**INSTRUCTIONS FOR THE TASK:**
Each line of the records is to be copied verbatim.

Page transcription entries:
|---|
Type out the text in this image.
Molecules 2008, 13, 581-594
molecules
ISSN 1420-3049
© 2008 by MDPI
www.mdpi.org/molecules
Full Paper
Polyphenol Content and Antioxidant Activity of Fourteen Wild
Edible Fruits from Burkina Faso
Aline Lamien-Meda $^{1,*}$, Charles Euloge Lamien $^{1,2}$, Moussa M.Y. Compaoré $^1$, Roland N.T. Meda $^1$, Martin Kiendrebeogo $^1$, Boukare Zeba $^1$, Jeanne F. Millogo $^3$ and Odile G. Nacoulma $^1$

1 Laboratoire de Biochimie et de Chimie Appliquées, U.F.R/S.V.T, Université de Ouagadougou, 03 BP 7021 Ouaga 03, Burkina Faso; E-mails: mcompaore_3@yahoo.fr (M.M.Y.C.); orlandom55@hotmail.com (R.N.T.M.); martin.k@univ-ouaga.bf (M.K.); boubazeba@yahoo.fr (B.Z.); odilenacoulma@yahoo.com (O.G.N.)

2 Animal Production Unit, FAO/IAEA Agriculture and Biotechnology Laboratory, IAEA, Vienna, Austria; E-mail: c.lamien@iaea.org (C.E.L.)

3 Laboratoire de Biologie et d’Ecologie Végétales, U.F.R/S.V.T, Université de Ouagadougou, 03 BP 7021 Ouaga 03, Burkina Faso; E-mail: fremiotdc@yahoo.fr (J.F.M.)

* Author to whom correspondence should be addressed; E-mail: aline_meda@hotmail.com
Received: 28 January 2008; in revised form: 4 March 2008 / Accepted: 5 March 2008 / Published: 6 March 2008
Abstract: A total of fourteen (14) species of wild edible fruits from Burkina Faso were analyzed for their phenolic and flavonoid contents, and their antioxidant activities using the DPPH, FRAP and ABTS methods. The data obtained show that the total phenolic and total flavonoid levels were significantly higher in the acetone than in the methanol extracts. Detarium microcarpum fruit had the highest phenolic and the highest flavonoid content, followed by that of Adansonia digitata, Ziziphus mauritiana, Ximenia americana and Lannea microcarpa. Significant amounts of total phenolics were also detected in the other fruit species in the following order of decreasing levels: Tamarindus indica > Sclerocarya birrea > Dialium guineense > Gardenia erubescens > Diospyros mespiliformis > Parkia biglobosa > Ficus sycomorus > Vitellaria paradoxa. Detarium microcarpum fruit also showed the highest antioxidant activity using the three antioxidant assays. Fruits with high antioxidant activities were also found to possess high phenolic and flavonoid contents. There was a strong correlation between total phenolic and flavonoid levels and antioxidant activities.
|---|
**RESULT:**
Type out the text in this image.
Molecules 2008, 13, 581-594
molecules
ISSN 1420-3049
© 2008 by MDPI
www.mdpi.org/molecules
Full Paper
Polyphenol Content and Antioxidant Activity of Fourteen Wild
Edible Fruits from Burkina Faso
Aline Lamien-Meda $^{1,*}$, Charles Euloge Lamien $^{1,2}$, Moussa M.Y. Compaoré $^1$, Roland N.T. Meda $^1$, Martin Kiendrebeogo $^1$, Boukare Zeba $^1$, Jeanne F. Millogo $^3$ and Odile G. Nacoulma $^1$

1 Laboratoire de Biochimie et de Chimie Appliquées, U.F.R/S.V.T, Université de Ouagadougou, 03 BP 7021 Ouaga 03, Burkina Faso; E-mails: mcompaore_3@yahoo.fr (M.M.Y.C.); orlandom55@hotmail.com (R.N.T.M.); martin.k@univ-ouaga.bf (M.K.); boubazeba@yahoo.fr (B.Z.); odilenacoulma@yahoo.com (O.G.N.)

2 Animal Production Unit, FAO/IAEA Agriculture and Biotechnology Laboratory, IAEA, Vienna, Austria; E-mail: c.lamien@iaea.org (C.E.L.)

3 Laboratoire de Biologie et d’Ecologie Végétales, U.F.R/S.V.T, Université de Ouagadougou, 03 BP 7021 Ouaga 03, Burkina Faso; E-mail: fremiotdc@yahoo.fr (J.F.M.)

* Author to whom correspondence should be addressed; E-mail: aline_meda@hotmail.com
Received: 28 January 2008; in revised form: 4 March 2008 / Accepted: 5 March 2008 / Published: 6 March 2008
Abstract: A total of fourteen (14) species of wild edible fruits from Burkina Faso were analyzed for their phenolic and flavonoid contents, and their antioxidant activities using the DPPH, FRAP and ABTS methods. The data obtained show that the total phenolic and total flavonoid levels were significantly higher in the acetone than in the methanol extracts. Detarium microcarpum fruit had the highest phenolic and the highest flavonoid content, followed by that of Adansonia digitata, Ziziphus mauritiana, Ximenia americana and Lannea microcarpa. Significant amounts of total phenolics were also detected in the other fruit species in the following order of decreasing levels: Tamarindus indica > Sclerocarya birrea > Dialium guineense > Gardenia erubescens > Diospyros mespiliformis > Parkia biglobosa > Ficus sycomorus > Vitellaria paradoxa. Detarium microcarpum fruit also showed the highest antioxidant activity using the three antioxidant assays. Fruits with high antioxidant activities were also found to possess high phenolic and flavonoid contents. There was a strong correlation between total phenolic and flavonoid levels and antioxidant activities.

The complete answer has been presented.